------ Material provided

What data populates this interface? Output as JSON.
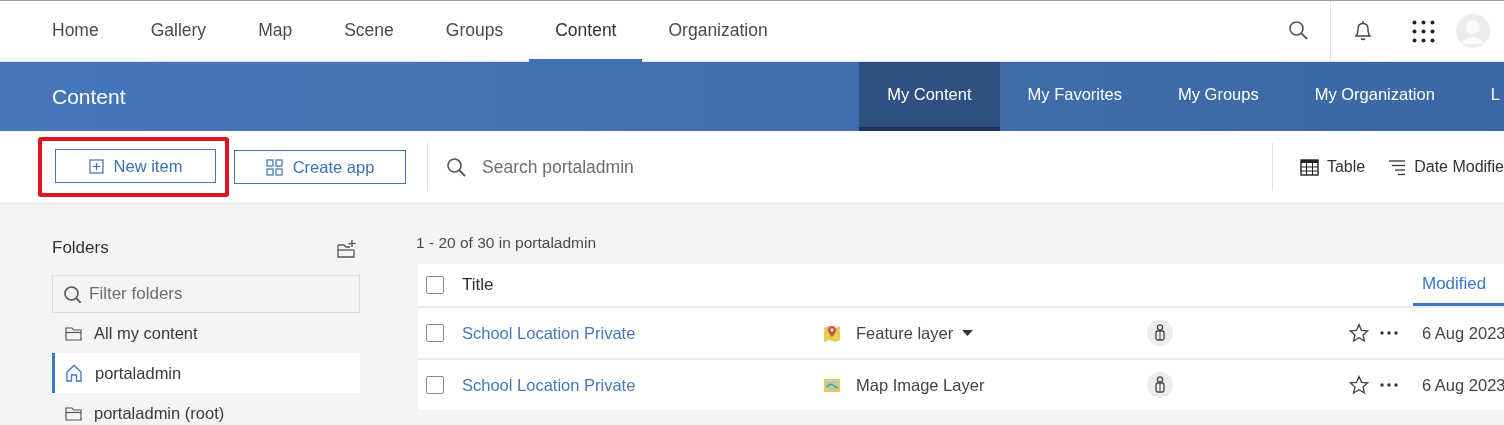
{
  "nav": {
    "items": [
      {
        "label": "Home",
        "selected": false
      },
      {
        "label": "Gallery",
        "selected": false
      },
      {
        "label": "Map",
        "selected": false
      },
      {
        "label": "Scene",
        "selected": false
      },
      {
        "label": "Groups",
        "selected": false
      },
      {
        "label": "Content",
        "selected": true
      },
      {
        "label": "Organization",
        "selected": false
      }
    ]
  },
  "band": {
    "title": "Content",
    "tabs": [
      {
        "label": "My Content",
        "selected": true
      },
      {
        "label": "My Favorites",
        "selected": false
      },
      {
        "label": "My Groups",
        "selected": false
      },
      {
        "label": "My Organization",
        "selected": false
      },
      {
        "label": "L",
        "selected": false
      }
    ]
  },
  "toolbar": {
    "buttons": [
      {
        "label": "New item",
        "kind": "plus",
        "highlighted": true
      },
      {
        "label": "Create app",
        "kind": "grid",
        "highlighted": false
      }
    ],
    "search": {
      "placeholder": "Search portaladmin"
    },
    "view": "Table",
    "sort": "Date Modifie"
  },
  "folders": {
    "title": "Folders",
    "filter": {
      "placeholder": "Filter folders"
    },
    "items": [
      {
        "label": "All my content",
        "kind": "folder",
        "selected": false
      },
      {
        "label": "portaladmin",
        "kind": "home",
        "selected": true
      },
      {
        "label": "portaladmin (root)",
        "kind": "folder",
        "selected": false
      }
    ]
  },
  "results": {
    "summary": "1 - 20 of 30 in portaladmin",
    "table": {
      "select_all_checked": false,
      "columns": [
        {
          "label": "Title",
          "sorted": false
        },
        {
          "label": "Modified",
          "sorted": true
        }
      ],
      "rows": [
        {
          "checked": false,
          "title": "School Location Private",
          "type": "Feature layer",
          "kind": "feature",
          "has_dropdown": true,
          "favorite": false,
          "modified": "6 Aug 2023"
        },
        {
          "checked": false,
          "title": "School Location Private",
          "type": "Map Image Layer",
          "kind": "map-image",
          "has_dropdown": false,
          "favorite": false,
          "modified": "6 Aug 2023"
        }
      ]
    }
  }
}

------------

Output the records above exactly as they are, leaving out the pictures.

What data populates this interface? Output as JSON.
{
  "nav": {
    "items": [
      {
        "label": "Home",
        "selected": false
      },
      {
        "label": "Gallery",
        "selected": false
      },
      {
        "label": "Map",
        "selected": false
      },
      {
        "label": "Scene",
        "selected": false
      },
      {
        "label": "Groups",
        "selected": false
      },
      {
        "label": "Content",
        "selected": true
      },
      {
        "label": "Organization",
        "selected": false
      }
    ]
  },
  "band": {
    "title": "Content",
    "tabs": [
      {
        "label": "My Content",
        "selected": true
      },
      {
        "label": "My Favorites",
        "selected": false
      },
      {
        "label": "My Groups",
        "selected": false
      },
      {
        "label": "My Organization",
        "selected": false
      },
      {
        "label": "L",
        "selected": false
      }
    ]
  },
  "toolbar": {
    "buttons": [
      {
        "label": "New item",
        "kind": "plus",
        "highlighted": true
      },
      {
        "label": "Create app",
        "kind": "grid",
        "highlighted": false
      }
    ],
    "search": {
      "placeholder": "Search portaladmin"
    },
    "view": "Table",
    "sort": "Date Modifie"
  },
  "folders": {
    "title": "Folders",
    "filter": {
      "placeholder": "Filter folders"
    },
    "items": [
      {
        "label": "All my content",
        "kind": "folder",
        "selected": false
      },
      {
        "label": "portaladmin",
        "kind": "home",
        "selected": true
      },
      {
        "label": "portaladmin (root)",
        "kind": "folder",
        "selected": false
      }
    ]
  },
  "results": {
    "summary": "1 - 20 of 30 in portaladmin",
    "table": {
      "select_all_checked": false,
      "columns": [
        {
          "label": "Title",
          "sorted": false
        },
        {
          "label": "Modified",
          "sorted": true
        }
      ],
      "rows": [
        {
          "checked": false,
          "title": "School Location Private",
          "type": "Feature layer",
          "kind": "feature",
          "has_dropdown": true,
          "favorite": false,
          "modified": "6 Aug 2023"
        },
        {
          "checked": false,
          "title": "School Location Private",
          "type": "Map Image Layer",
          "kind": "map-image",
          "has_dropdown": false,
          "favorite": false,
          "modified": "6 Aug 2023"
        }
      ]
    }
  }
}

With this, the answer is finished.